>> Begin Source material

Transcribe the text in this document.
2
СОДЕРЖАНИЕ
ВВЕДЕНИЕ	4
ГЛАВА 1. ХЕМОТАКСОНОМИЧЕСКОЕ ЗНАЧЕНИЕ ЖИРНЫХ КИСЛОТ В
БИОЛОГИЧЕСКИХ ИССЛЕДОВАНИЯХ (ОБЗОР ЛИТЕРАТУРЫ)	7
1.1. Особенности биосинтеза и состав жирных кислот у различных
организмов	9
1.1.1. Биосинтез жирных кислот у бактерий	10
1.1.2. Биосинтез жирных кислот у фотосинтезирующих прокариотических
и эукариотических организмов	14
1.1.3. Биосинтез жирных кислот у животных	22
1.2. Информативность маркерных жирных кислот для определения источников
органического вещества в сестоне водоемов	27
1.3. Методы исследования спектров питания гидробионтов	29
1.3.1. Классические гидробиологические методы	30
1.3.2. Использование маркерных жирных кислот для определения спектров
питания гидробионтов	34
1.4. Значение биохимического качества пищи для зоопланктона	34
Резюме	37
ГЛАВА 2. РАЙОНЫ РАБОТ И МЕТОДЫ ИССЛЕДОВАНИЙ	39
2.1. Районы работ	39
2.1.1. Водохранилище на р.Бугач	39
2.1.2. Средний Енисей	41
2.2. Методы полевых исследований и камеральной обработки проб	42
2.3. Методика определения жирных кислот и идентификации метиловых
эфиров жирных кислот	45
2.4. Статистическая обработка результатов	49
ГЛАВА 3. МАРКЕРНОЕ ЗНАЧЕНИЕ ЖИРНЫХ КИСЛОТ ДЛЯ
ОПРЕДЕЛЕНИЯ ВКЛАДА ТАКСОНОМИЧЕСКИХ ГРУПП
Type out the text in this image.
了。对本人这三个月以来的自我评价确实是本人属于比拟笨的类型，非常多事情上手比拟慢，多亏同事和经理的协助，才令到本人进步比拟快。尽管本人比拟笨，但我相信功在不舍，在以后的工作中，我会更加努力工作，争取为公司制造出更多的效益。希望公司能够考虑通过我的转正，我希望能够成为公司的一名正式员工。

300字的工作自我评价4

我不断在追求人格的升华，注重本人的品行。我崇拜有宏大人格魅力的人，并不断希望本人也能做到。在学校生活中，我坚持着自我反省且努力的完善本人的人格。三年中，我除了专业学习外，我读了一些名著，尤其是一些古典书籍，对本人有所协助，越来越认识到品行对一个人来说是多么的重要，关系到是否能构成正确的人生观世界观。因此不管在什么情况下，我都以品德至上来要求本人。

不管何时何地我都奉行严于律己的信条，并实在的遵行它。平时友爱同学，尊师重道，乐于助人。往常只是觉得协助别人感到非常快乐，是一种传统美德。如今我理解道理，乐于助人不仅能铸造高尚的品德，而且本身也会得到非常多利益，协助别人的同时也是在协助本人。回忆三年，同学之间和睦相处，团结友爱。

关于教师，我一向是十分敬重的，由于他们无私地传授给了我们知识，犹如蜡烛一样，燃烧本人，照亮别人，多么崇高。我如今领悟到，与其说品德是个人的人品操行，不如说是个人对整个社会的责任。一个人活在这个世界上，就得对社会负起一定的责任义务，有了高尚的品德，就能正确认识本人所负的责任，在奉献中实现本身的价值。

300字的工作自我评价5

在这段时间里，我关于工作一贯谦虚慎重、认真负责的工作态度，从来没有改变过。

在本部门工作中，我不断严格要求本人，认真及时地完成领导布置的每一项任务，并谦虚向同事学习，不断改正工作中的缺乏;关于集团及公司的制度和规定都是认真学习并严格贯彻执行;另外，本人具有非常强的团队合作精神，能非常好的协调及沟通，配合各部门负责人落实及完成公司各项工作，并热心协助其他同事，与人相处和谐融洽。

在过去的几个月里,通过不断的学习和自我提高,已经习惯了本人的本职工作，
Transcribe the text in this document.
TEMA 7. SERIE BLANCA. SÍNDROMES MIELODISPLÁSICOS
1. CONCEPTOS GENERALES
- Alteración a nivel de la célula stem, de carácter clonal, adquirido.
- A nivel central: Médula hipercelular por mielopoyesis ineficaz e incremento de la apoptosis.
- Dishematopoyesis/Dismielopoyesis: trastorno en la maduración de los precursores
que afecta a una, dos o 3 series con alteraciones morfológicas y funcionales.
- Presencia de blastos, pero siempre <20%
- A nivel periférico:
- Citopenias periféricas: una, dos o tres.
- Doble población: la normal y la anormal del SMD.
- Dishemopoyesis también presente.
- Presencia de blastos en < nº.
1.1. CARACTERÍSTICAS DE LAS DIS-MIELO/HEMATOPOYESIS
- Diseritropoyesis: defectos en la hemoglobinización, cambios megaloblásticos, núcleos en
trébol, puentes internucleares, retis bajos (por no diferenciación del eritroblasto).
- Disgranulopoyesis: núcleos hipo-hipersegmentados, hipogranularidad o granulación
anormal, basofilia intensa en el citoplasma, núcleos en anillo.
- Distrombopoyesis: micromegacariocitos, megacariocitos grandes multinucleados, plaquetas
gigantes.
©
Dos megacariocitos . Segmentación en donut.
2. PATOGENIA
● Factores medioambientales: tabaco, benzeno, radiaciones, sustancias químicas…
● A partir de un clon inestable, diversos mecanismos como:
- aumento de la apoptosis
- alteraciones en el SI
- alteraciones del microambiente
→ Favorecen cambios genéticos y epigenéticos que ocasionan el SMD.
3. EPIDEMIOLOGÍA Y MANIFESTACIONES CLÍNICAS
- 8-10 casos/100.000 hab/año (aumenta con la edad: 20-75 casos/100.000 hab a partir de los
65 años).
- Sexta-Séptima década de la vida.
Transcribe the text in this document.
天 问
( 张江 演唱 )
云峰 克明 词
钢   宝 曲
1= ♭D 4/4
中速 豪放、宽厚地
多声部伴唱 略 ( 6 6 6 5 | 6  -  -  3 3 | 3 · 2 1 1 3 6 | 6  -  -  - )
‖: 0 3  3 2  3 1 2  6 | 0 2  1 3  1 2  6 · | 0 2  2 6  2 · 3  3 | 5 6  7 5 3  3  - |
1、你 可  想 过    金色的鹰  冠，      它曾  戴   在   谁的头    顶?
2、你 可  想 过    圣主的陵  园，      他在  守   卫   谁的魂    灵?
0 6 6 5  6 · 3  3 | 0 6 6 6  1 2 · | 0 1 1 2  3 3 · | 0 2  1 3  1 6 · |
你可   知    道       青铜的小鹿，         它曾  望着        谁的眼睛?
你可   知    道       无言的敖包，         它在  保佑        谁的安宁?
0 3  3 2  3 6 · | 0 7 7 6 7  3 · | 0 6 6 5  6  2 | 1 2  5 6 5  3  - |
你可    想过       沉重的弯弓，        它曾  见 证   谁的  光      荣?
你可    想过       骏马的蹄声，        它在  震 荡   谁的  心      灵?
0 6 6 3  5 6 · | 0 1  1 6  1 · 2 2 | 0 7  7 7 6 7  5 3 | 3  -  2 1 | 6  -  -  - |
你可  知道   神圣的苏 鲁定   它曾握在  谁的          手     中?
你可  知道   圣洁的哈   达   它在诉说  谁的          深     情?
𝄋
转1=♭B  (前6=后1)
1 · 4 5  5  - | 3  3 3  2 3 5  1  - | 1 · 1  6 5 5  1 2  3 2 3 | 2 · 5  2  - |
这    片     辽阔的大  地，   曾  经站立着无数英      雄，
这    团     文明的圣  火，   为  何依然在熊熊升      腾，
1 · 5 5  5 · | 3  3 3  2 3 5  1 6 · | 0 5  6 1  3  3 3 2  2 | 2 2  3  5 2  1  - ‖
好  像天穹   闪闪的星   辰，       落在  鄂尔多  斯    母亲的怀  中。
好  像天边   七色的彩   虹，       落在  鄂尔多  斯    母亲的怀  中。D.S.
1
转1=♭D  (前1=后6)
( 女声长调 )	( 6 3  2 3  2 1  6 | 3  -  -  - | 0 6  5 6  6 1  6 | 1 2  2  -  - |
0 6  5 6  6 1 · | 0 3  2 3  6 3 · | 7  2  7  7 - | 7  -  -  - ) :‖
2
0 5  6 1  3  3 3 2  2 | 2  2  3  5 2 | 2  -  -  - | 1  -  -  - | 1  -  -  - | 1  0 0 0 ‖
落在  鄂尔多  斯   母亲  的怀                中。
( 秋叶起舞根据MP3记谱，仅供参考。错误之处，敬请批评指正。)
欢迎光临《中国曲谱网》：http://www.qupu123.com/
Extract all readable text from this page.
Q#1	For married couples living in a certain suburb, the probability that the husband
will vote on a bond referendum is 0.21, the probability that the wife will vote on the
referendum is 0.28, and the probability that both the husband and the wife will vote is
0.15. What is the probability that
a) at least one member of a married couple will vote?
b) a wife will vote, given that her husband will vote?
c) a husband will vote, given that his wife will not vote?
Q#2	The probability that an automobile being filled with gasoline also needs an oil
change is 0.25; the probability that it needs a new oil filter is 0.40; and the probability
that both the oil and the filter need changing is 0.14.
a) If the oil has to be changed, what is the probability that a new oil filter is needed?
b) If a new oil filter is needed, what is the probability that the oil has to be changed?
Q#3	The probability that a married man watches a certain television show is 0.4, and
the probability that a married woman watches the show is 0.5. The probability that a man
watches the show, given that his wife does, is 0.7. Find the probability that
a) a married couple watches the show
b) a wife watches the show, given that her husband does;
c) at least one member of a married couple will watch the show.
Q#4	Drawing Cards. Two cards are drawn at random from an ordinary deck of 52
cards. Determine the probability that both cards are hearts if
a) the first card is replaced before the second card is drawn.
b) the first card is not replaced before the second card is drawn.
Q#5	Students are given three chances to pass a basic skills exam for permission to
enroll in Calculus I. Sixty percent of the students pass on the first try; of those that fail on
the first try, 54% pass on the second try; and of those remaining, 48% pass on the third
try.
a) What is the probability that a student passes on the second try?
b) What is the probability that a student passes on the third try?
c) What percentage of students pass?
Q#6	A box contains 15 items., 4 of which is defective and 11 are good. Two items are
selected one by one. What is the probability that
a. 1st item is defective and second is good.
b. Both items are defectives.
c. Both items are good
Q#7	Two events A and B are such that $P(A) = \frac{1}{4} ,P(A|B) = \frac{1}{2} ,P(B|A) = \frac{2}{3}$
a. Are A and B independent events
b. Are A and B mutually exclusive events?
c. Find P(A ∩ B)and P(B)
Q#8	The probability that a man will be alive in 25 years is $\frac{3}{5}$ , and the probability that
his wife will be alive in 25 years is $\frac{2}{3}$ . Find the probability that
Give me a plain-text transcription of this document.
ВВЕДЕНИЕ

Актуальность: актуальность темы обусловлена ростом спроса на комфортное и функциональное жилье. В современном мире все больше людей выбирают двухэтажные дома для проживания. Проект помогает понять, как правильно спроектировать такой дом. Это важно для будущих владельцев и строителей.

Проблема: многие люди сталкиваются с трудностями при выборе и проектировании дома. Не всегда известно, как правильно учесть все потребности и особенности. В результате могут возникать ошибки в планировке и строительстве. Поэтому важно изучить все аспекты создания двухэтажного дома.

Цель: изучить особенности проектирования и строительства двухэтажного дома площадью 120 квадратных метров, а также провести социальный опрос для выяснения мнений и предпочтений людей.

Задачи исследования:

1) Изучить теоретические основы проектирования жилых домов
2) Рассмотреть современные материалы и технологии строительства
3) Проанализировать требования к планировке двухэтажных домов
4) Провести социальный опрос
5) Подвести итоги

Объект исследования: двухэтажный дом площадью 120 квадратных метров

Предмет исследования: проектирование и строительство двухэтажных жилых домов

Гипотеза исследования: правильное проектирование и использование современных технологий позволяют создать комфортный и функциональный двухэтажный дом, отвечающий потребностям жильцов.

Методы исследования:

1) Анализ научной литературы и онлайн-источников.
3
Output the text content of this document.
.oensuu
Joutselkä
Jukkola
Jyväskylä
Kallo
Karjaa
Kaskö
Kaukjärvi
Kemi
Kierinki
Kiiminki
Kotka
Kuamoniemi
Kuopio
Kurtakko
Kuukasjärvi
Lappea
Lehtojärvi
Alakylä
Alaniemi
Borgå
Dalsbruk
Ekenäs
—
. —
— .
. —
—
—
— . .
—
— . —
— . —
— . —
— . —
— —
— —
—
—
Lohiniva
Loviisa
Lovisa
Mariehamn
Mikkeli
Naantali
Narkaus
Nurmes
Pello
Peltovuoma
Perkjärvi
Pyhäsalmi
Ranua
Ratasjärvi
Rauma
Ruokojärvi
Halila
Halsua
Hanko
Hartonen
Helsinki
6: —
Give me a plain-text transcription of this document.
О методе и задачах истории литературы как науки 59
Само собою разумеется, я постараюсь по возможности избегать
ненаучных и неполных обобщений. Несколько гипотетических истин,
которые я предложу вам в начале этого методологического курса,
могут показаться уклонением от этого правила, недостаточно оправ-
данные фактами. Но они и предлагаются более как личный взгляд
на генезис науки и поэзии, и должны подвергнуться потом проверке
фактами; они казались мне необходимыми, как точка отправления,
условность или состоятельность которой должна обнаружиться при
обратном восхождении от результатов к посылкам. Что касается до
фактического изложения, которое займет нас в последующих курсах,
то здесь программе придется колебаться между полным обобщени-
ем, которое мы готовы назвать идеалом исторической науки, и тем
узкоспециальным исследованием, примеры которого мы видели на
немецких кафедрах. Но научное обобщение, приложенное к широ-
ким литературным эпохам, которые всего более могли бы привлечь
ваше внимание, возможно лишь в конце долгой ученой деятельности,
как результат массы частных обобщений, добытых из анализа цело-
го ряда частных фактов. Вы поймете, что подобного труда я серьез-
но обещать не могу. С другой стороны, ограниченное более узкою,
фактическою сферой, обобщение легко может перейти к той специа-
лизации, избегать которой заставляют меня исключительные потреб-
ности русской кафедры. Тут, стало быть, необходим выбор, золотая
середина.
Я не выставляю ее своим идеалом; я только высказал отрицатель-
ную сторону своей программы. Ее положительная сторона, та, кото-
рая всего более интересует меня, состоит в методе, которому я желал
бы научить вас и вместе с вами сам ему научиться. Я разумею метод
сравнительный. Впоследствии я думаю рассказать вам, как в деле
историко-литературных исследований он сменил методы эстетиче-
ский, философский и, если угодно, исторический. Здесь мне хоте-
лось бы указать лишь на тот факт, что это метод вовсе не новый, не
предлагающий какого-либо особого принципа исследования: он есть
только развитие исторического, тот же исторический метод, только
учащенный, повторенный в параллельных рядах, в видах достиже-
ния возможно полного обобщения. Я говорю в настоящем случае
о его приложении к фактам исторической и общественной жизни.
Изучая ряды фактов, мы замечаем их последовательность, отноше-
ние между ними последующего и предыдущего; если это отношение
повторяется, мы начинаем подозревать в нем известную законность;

>> End Source material

▶ [Work to be completed]
Gather every line from the listing above in which "организмов" appears, and copy those lines.

▶ [Response to the task]
организмов	9
и эукариотических организмов	14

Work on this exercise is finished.